(Records contained in a dataset)
________________________________________
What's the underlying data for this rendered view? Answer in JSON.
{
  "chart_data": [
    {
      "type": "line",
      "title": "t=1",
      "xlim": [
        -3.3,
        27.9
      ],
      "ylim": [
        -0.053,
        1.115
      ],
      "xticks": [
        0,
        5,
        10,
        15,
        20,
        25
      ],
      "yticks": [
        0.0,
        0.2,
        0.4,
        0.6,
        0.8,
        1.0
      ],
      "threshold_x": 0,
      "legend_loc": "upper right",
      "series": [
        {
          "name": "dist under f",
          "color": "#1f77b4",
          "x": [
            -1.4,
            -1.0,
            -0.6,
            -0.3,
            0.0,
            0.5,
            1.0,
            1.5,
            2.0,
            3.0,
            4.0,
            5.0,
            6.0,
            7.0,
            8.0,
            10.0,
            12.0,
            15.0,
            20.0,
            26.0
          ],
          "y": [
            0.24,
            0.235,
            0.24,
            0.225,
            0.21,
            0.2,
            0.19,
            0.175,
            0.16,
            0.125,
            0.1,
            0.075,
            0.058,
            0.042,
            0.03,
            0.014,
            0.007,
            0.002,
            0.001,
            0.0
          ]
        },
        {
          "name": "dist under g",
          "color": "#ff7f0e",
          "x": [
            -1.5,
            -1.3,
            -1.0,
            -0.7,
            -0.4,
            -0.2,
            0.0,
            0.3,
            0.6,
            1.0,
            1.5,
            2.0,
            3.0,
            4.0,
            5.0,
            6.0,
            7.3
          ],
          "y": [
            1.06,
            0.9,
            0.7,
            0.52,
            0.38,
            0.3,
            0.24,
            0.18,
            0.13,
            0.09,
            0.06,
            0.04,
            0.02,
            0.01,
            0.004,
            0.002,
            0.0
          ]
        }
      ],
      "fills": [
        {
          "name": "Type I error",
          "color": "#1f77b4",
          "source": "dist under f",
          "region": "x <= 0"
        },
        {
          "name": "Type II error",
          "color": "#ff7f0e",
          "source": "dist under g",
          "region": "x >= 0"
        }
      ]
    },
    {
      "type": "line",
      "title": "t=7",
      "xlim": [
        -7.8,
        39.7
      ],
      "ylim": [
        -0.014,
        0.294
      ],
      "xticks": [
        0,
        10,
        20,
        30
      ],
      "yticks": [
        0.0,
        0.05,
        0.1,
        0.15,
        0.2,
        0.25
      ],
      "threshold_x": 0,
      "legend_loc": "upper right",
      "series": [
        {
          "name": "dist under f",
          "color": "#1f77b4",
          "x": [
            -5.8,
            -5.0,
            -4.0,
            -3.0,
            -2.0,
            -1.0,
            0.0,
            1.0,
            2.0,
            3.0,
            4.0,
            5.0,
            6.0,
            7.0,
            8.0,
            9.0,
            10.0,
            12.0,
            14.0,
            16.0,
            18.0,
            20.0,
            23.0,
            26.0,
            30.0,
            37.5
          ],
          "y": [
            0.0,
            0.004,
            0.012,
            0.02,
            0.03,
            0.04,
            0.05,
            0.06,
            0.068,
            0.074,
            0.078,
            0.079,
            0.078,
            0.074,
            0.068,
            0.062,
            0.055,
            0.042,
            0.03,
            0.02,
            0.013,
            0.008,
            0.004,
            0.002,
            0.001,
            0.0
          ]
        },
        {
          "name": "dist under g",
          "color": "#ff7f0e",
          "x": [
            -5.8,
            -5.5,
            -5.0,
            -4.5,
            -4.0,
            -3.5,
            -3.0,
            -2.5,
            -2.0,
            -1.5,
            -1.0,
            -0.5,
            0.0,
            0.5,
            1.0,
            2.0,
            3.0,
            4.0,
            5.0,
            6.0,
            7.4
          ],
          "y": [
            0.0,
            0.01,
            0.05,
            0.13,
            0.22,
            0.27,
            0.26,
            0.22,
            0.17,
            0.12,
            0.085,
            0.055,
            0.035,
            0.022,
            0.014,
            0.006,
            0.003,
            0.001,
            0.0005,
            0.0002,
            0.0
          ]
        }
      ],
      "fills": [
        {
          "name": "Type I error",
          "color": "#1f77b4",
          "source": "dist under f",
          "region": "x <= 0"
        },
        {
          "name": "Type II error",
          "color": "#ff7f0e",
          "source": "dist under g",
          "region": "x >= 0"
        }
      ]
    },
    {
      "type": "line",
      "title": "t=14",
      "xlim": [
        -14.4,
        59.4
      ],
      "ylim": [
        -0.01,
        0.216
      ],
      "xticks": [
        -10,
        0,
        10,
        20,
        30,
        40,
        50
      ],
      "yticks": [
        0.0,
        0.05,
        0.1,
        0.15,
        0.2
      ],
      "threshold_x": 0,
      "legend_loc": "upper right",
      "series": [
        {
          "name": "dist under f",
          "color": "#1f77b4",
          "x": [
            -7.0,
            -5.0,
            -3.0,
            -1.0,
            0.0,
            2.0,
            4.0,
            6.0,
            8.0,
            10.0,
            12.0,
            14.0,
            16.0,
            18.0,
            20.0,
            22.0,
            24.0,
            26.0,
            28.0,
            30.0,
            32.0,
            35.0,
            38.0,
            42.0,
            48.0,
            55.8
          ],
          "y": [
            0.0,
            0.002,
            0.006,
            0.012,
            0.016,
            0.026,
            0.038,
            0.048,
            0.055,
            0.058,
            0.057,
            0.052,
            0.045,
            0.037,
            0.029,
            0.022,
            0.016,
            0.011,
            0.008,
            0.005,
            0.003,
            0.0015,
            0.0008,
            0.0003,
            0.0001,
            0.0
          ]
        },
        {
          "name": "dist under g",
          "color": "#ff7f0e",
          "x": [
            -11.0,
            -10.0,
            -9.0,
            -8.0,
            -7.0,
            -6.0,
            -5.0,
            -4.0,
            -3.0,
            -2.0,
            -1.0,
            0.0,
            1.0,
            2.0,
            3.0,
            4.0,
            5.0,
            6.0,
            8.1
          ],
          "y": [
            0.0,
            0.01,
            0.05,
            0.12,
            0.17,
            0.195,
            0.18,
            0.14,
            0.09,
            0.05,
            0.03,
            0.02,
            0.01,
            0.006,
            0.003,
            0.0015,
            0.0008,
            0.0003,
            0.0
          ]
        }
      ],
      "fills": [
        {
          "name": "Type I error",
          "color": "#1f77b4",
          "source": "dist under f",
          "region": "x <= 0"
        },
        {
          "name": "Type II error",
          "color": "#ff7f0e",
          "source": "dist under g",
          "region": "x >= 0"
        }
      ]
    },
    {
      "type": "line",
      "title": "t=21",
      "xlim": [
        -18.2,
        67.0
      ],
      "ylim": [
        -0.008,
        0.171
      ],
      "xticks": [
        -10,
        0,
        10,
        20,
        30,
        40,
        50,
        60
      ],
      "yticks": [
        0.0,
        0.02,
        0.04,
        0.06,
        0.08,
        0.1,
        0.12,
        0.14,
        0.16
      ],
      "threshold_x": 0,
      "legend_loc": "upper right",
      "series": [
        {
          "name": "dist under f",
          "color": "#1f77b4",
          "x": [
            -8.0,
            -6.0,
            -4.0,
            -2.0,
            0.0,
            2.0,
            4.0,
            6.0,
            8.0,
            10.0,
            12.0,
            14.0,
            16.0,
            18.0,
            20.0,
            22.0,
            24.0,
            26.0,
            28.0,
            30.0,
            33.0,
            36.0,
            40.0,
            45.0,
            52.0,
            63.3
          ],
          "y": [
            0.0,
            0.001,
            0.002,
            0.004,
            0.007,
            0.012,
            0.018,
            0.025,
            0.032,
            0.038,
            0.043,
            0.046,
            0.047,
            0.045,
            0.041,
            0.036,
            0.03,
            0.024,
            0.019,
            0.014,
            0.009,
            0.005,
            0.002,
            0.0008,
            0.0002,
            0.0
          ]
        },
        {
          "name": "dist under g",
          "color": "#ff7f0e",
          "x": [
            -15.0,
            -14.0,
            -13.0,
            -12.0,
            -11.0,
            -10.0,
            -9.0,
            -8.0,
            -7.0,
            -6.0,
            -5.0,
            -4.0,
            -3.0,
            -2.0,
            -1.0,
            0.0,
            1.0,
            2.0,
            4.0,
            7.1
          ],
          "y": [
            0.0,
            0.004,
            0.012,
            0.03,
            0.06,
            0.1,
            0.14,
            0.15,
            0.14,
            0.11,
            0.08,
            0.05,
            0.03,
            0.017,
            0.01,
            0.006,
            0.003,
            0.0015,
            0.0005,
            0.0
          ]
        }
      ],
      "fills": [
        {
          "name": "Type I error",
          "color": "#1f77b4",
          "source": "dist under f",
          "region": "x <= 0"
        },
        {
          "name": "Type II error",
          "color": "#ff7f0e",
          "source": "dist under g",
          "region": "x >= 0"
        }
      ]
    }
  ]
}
________________________________________
• **What this task involves**:
Using the records above, find and show each line with the string "title".

• **Written reply**:
      "title": "t=1",
      "title": "t=7",
      "title": "t=14",
      "title": "t=21",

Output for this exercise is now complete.